[Chart and figure data]
———

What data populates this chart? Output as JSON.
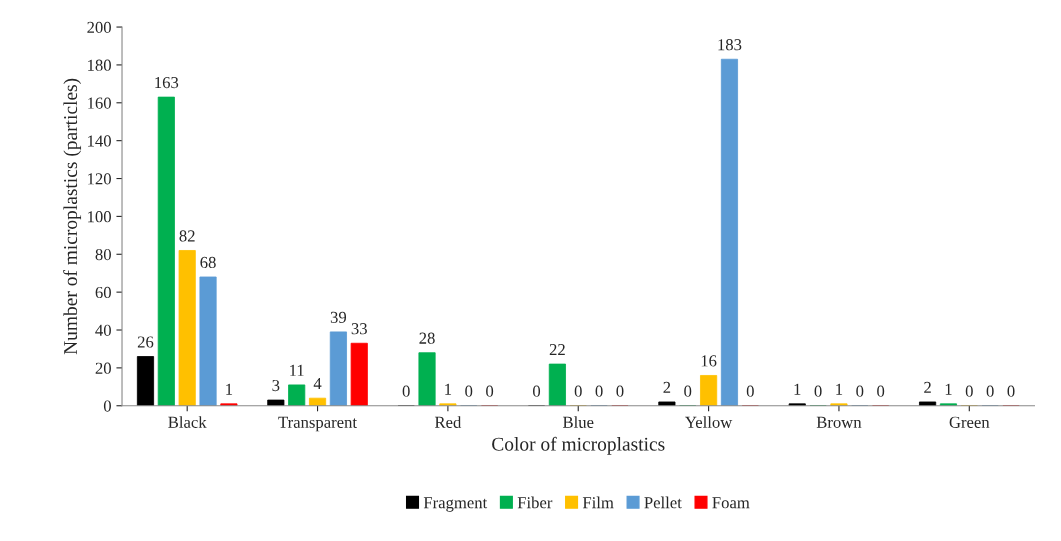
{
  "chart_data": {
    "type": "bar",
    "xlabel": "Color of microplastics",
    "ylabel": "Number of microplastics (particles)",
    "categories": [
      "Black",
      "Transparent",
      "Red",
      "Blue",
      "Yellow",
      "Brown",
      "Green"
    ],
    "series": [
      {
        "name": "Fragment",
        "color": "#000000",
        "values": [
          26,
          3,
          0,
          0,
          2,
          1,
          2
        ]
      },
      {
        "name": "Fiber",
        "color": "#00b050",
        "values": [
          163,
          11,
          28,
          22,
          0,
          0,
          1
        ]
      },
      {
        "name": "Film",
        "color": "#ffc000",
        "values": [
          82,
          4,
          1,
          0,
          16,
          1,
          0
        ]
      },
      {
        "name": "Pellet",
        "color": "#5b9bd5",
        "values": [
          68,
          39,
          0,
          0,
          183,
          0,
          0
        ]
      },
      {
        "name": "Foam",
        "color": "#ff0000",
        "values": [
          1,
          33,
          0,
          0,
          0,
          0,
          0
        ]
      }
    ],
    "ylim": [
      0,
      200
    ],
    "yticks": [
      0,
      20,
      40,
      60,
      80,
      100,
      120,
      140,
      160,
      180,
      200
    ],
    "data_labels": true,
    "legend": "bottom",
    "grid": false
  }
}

———

What you should do: Using the material above, set down every line exactly, but skip the pictures.

Response to the task:
What data populates this chart? Output as JSON.
{
  "chart_data": {
    "type": "bar",
    "xlabel": "Color of microplastics",
    "ylabel": "Number of microplastics (particles)",
    "categories": [
      "Black",
      "Transparent",
      "Red",
      "Blue",
      "Yellow",
      "Brown",
      "Green"
    ],
    "series": [
      {
        "name": "Fragment",
        "color": "#000000",
        "values": [
          26,
          3,
          0,
          0,
          2,
          1,
          2
        ]
      },
      {
        "name": "Fiber",
        "color": "#00b050",
        "values": [
          163,
          11,
          28,
          22,
          0,
          0,
          1
        ]
      },
      {
        "name": "Film",
        "color": "#ffc000",
        "values": [
          82,
          4,
          1,
          0,
          16,
          1,
          0
        ]
      },
      {
        "name": "Pellet",
        "color": "#5b9bd5",
        "values": [
          68,
          39,
          0,
          0,
          183,
          0,
          0
        ]
      },
      {
        "name": "Foam",
        "color": "#ff0000",
        "values": [
          1,
          33,
          0,
          0,
          0,
          0,
          0
        ]
      }
    ],
    "ylim": [
      0,
      200
    ],
    "yticks": [
      0,
      20,
      40,
      60,
      80,
      100,
      120,
      140,
      160,
      180,
      200
    ],
    "data_labels": true,
    "legend": "bottom",
    "grid": false
  }
}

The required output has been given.